#### Task statement:
How many of the lines below hold the word "this"? Answer only with the number.

#### Records for processing:
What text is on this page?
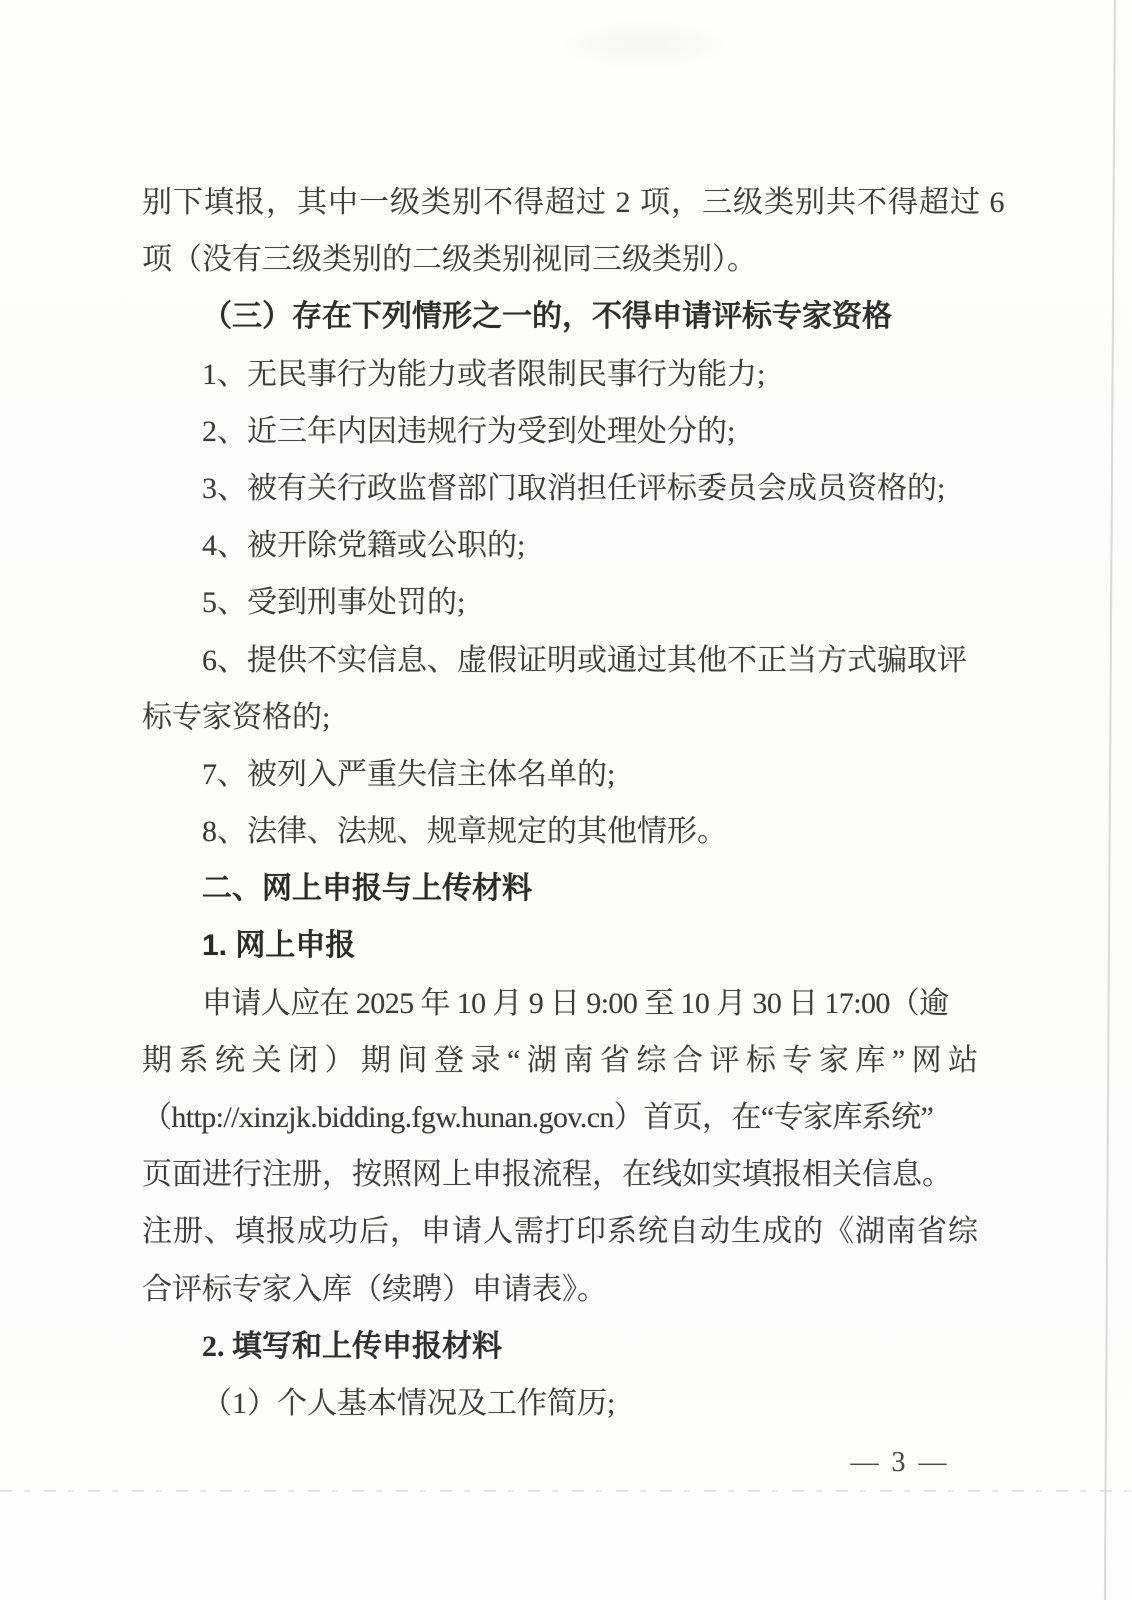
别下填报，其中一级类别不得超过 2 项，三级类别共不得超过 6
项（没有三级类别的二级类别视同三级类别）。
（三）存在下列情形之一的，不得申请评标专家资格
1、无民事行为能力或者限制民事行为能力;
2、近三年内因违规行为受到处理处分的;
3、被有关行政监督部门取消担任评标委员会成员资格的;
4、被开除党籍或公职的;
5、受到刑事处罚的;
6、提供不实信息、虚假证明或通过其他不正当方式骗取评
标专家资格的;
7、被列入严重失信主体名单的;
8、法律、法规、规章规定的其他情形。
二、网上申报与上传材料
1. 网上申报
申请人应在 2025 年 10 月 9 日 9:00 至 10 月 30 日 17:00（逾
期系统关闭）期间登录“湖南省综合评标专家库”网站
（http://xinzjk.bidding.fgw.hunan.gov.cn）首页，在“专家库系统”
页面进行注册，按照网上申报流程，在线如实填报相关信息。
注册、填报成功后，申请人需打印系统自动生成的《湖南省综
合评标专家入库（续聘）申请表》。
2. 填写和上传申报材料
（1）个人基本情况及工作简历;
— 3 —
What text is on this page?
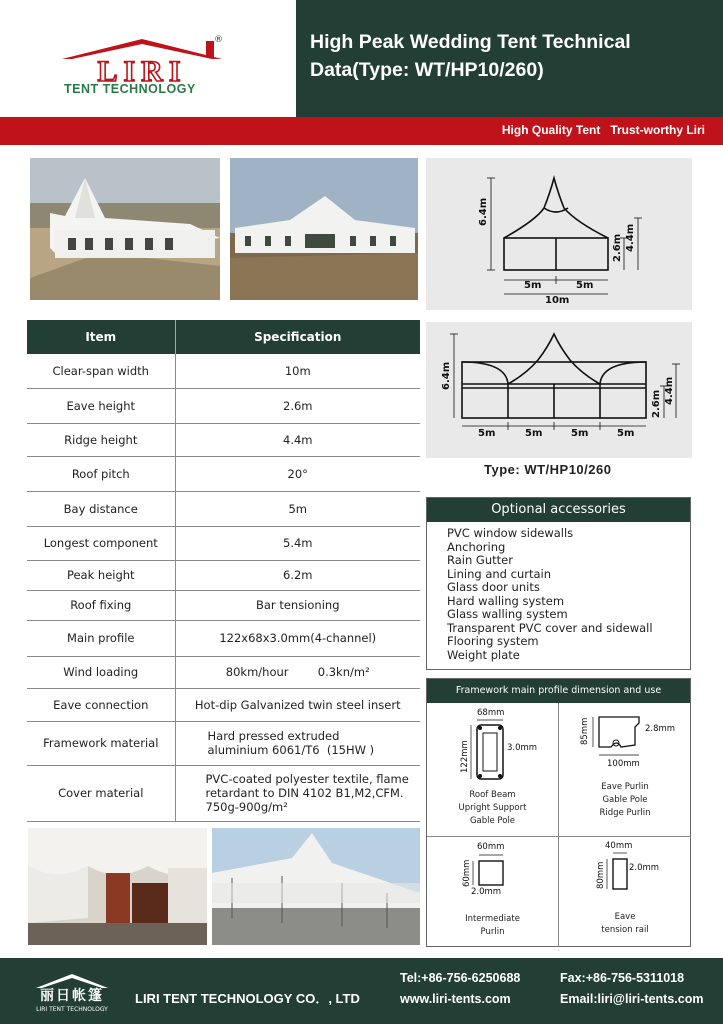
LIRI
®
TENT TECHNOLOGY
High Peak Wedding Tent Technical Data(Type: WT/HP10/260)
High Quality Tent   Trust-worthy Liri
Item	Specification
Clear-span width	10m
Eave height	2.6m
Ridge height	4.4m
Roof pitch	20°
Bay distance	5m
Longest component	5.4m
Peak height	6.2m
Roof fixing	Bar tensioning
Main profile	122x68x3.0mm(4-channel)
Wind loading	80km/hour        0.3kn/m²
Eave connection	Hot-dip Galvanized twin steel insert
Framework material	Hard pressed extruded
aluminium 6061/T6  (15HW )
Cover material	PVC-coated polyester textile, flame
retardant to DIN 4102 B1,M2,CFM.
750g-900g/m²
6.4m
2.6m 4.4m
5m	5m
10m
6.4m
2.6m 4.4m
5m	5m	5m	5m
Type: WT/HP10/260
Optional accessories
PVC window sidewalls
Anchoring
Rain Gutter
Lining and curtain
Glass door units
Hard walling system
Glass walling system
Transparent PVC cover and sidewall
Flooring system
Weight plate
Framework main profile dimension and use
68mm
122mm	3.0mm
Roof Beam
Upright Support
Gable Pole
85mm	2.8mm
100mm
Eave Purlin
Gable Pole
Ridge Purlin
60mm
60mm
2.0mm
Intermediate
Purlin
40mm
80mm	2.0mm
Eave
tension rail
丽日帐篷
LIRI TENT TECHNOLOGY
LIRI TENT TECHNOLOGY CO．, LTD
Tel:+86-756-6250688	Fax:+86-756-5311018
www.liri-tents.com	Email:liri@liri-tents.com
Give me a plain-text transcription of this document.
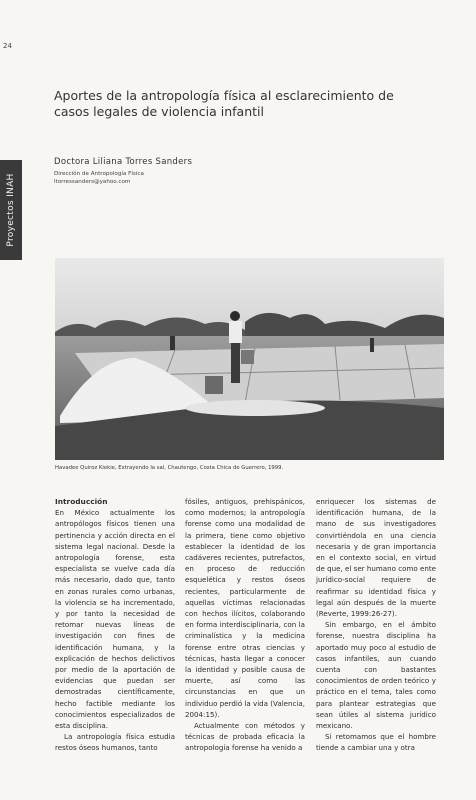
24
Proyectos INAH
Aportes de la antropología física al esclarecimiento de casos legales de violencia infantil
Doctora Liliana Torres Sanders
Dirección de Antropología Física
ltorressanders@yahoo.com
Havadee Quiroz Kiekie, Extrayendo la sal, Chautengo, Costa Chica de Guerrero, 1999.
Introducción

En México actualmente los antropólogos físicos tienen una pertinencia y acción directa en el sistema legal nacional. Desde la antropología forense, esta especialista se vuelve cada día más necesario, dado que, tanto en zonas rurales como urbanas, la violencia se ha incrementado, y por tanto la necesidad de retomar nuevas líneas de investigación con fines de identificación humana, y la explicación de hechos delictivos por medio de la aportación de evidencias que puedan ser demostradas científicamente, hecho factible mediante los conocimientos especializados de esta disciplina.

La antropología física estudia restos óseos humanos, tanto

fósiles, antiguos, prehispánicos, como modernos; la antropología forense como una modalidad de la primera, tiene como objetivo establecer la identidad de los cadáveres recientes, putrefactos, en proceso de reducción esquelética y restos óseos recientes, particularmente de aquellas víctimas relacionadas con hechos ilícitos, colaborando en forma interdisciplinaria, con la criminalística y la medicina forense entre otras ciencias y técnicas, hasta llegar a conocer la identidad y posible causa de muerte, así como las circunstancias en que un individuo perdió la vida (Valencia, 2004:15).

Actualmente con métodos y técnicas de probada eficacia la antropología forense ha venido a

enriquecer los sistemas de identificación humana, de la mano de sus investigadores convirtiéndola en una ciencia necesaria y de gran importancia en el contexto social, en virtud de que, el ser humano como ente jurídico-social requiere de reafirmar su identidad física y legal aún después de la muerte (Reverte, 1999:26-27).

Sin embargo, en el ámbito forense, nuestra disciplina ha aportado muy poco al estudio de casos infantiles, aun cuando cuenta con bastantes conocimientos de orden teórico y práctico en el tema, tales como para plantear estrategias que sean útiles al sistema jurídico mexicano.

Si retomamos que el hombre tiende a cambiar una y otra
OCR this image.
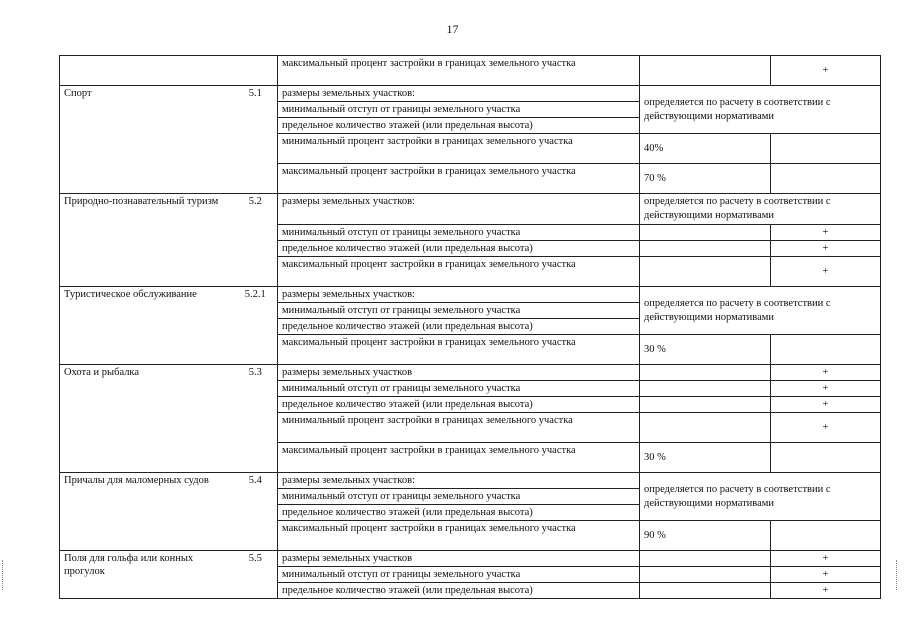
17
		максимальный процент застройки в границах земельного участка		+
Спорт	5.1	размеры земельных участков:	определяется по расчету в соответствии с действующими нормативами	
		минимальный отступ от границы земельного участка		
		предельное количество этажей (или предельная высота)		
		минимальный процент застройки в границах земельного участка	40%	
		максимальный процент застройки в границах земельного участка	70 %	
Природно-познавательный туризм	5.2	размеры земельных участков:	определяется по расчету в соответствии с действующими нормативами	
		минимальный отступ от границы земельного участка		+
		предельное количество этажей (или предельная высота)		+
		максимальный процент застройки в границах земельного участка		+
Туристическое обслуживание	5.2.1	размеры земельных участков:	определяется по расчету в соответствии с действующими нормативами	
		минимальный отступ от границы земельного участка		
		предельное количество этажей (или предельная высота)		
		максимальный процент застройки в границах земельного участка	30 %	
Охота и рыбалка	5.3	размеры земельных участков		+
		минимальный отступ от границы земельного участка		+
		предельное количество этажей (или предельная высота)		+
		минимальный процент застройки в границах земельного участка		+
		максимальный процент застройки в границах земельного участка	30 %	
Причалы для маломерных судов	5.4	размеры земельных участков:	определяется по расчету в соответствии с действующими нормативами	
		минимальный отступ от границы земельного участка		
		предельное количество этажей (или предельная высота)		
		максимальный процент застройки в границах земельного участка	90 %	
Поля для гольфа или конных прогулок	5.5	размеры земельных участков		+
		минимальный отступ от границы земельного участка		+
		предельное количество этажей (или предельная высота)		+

#### Complete response:
4